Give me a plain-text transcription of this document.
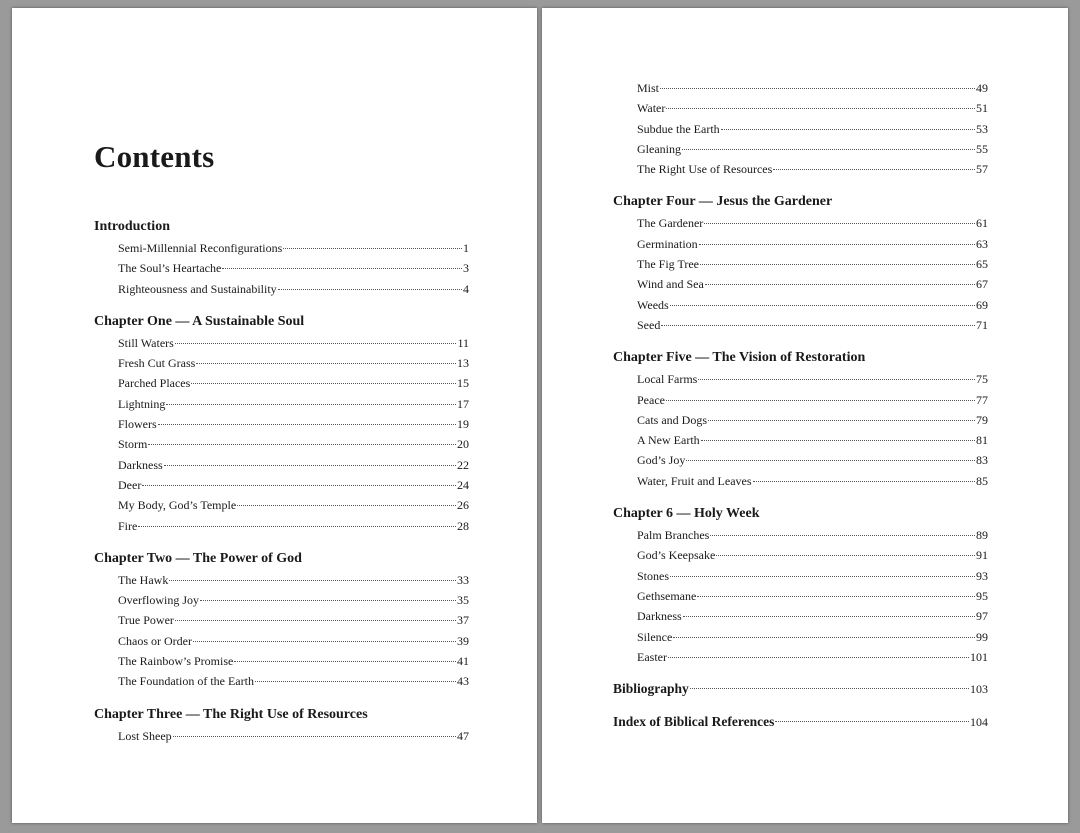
Contents
Introduction
Semi-Millennial Reconfigurations	1
The Soul’s Heartache	3
Righteousness and Sustainability	4
Chapter One — A Sustainable Soul
Still Waters	11
Fresh Cut Grass	13
Parched Places	15
Lightning	17
Flowers	19
Storm	20
Darkness	22
Deer	24
My Body, God’s Temple	26
Fire	28
Chapter Two — The Power of God
The Hawk	33
Overflowing Joy	35
True Power	37
Chaos or Order	39
The Rainbow’s Promise	41
The Foundation of the Earth	43
Chapter Three — The Right Use of Resources
Lost Sheep	47
Mist	49
Water	51
Subdue the Earth	53
Gleaning	55
The Right Use of Resources	57
Chapter Four — Jesus the Gardener
The Gardener	61
Germination	63
The Fig Tree	65
Wind and Sea	67
Weeds	69
Seed	71
Chapter Five — The Vision of Restoration
Local Farms	75
Peace	77
Cats and Dogs	79
A New Earth	81
God’s Joy	83
Water, Fruit and Leaves	85
Chapter 6 — Holy Week
Palm Branches	89
God’s Keepsake	91
Stones	93
Gethsemane	95
Darkness	97
Silence	99
Easter	101
Bibliography	103
Index of Biblical References	104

▶ STATED GOAL: Scan the material above for the string "Resources" and return the lines that hold it.

▶ FULL SOLUTION:
Chapter Three — The Right Use of Resources
The Right Use of Resources	57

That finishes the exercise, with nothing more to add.